┏━━

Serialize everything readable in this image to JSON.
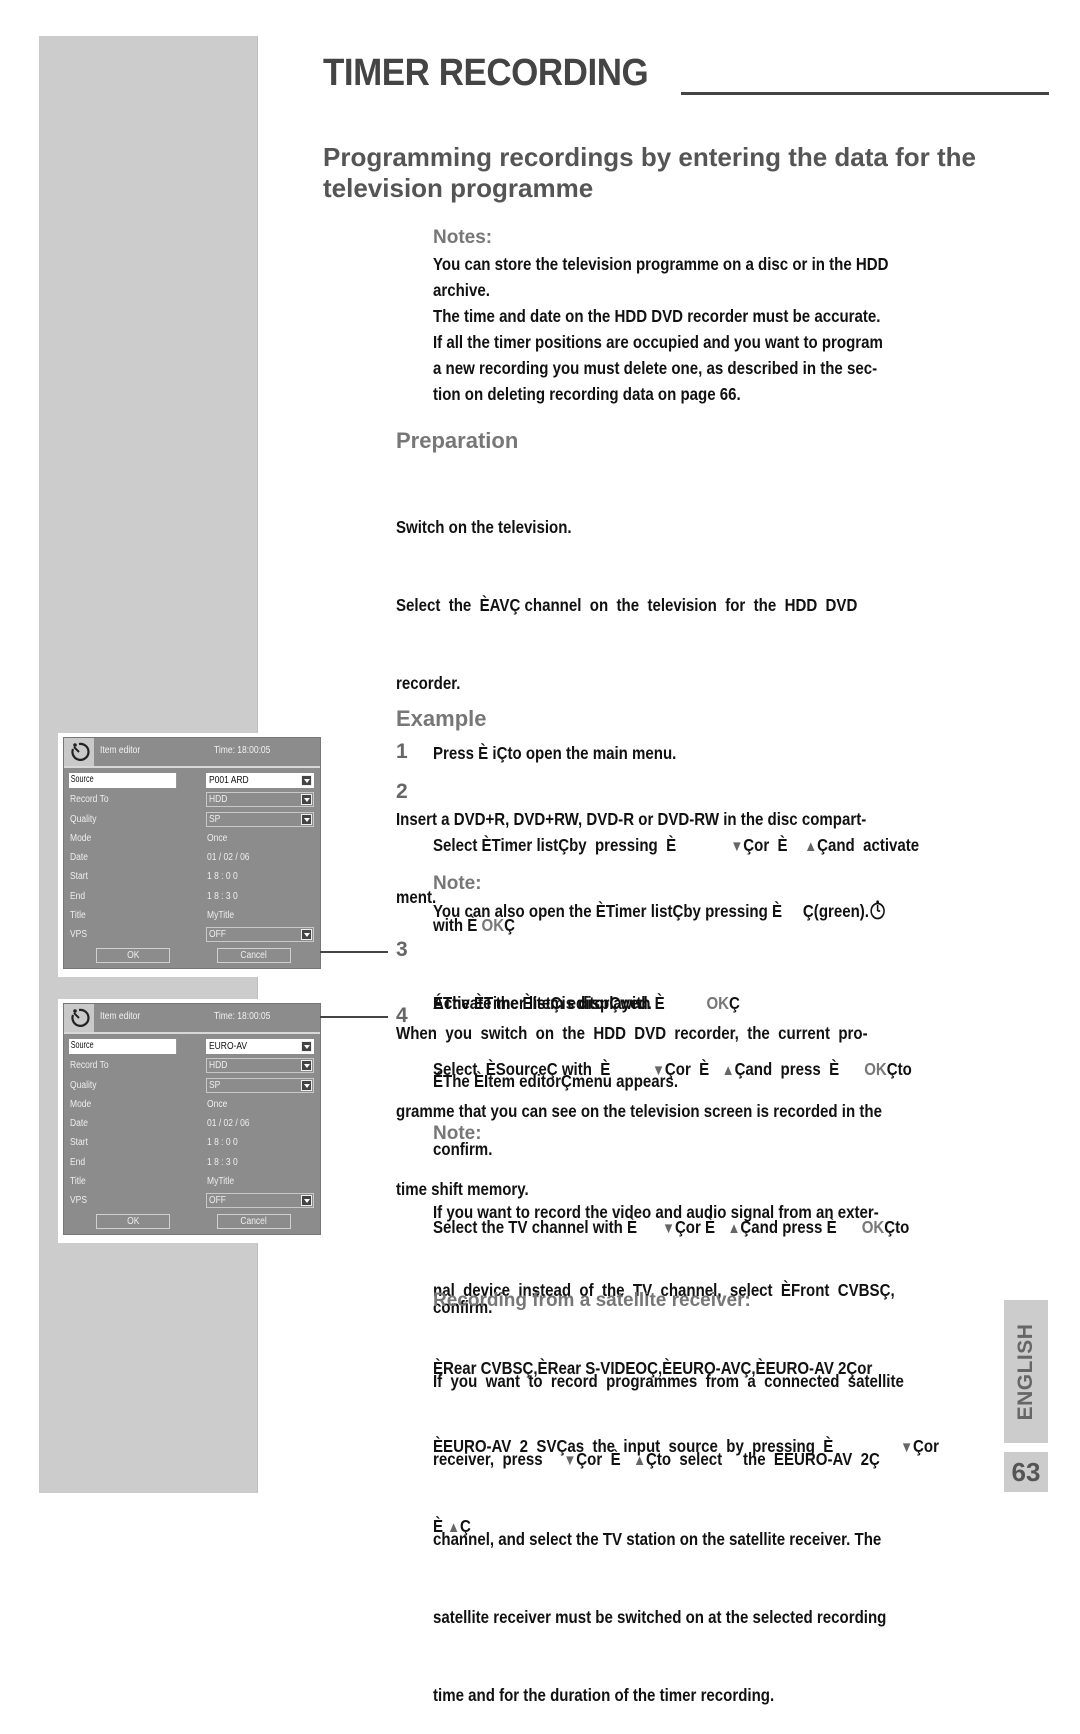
{
  "header": {
    "title": "TIMER RECORDING",
    "subtitle": "Programming recordings by entering the data for the television programme"
  },
  "notes": {
    "heading": "Notes:",
    "lines": [
      "You can store the television programme on a disc or in the HDD",
      "archive.",
      "The time and date on the HDD DVD recorder must be accurate.",
      "If all the timer positions are occupied and you want to program",
      "a new recording you must delete one, as described in the sec-",
      "tion on deleting recording data on page 66."
    ]
  },
  "preparation": {
    "heading": "Preparation",
    "p1": "Switch on the television.",
    "p2a": "Select  the  ÈAVÇ channel  on  the  television  for  the  HDD  DVD",
    "p2b": "recorder.",
    "p3a": "Insert a DVD+R, DVD+RW, DVD-R or DVD-RW in the disc compart-",
    "p3b": "ment.",
    "p4a": "When  you  switch  on  the  HDD  DVD  recorder,  the  current  pro-",
    "p4b": "gramme that you can see on the television screen is recorded in the",
    "p4c": "time shift memory."
  },
  "example": {
    "heading": "Example",
    "steps": [
      {
        "num": "1",
        "lines": [
          "Press È iÇto open the main menu."
        ]
      },
      {
        "num": "2",
        "line1_a": "Select ÈTimer listÇby  pressing  È",
        "line1_b": "Çor  È",
        "line1_c": "Çand  activate",
        "line2_a": "with È ",
        "line2_ok": "OK",
        "line2_b": "Ç",
        "line3": "ÉThe ÈTimer listÇis displayed."
      },
      {
        "num": "3",
        "line1_a": "Activate the ÈItem editorÇwith È",
        "line1_ok": "OK",
        "line1_b": "Ç",
        "line2": "ÉThe ÈItem editorÇmenu appears."
      },
      {
        "num": "4",
        "line1_a": "Select  ÈSourceÇ with  È",
        "line1_b": "Çor  È",
        "line1_c": "Çand  press  È",
        "line1_ok": "OK",
        "line1_d": "Çto",
        "line2": "confirm.",
        "line3_a": "Select the TV channel with È",
        "line3_b": "Çor È",
        "line3_c": "Çand press È",
        "line3_ok": "OK",
        "line3_d": "Çto",
        "line4": "confirm."
      }
    ],
    "note1": {
      "heading": "Note:",
      "text_a": "You can also open the ÈTimer listÇby pressing È",
      "text_b": "Ç(green).",
      "icon": "timer-clock-icon"
    },
    "note2": {
      "heading": "Note:",
      "lines": [
        "If you want to record the video and audio signal from an exter-",
        "nal  device  instead  of  the  TV  channel,  select  ÈFront  CVBSÇ,",
        "ÈRear CVBSÇ,ÈRear S-VIDEOÇ,ÈEURO-AVÇ,ÈEURO-AV 2Çor"
      ],
      "line4_a": "ÈEURO-AV  2  SVÇas  the  input  source  by  pressing  È",
      "line4_b": "Çor",
      "line5_a": "È",
      "line5_b": "Ç"
    }
  },
  "satellite": {
    "heading": "Recording from a satellite receiver:",
    "line1": "If  you  want  to  record  programmes  from  a  connected  satellite",
    "line2_a": "receiver,  press",
    "line2_b": "Çor  È",
    "line2_c": "Çto  select     the  ÈEURO-AV  2Ç",
    "line3": "channel, and select the TV station on the satellite receiver. The",
    "line4": "satellite receiver must be switched on at the selected recording",
    "line5": "time and for the duration of the timer recording."
  },
  "arrows": {
    "down": "▼",
    "up": "▲"
  },
  "screens": [
    {
      "title": "Item editor",
      "time": "Time: 18:00:05",
      "rows": [
        {
          "label": "Source",
          "value": "P001 ARD",
          "type": "dropdown",
          "selected": true
        },
        {
          "label": "Record To",
          "value": "HDD",
          "type": "dropdown"
        },
        {
          "label": "Quality",
          "value": "SP",
          "type": "dropdown"
        },
        {
          "label": "Mode",
          "value": "Once",
          "type": "text"
        },
        {
          "label": "Date",
          "value": "01 / 02 / 06",
          "type": "text"
        },
        {
          "label": "Start",
          "value": "1 8 : 0 0",
          "type": "text"
        },
        {
          "label": "End",
          "value": "1 8 : 3 0",
          "type": "text"
        },
        {
          "label": "Title",
          "value": "MyTitle",
          "type": "text"
        },
        {
          "label": "VPS",
          "value": "OFF",
          "type": "dropdown"
        }
      ],
      "ok": "OK",
      "cancel": "Cancel",
      "callout": "3"
    },
    {
      "title": "Item editor",
      "time": "Time: 18:00:05",
      "rows": [
        {
          "label": "Source",
          "value": "EURO-AV",
          "type": "dropdown",
          "selected": true
        },
        {
          "label": "Record To",
          "value": "HDD",
          "type": "dropdown"
        },
        {
          "label": "Quality",
          "value": "SP",
          "type": "dropdown"
        },
        {
          "label": "Mode",
          "value": "Once",
          "type": "text"
        },
        {
          "label": "Date",
          "value": "01 / 02 / 06",
          "type": "text"
        },
        {
          "label": "Start",
          "value": "1 8 : 0 0",
          "type": "text"
        },
        {
          "label": "End",
          "value": "1 8 : 3 0",
          "type": "text"
        },
        {
          "label": "Title",
          "value": "MyTitle",
          "type": "text"
        },
        {
          "label": "VPS",
          "value": "OFF",
          "type": "dropdown"
        }
      ],
      "ok": "OK",
      "cancel": "Cancel",
      "callout": "4"
    }
  ],
  "footer": {
    "language": "ENGLISH",
    "page_number": "63"
  },
  "colors": {
    "sidebar": "#cccccc",
    "panel": "#8c8c8c",
    "heading_gray": "#777777",
    "title_gray": "#444444"
  }
}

┗━━

_YOUR GOAL:_ From the data above, count the lines where "pressing" occurs and give that figure and nothing else.

_OUTPUT FOR THIS EXERCISE:_ 3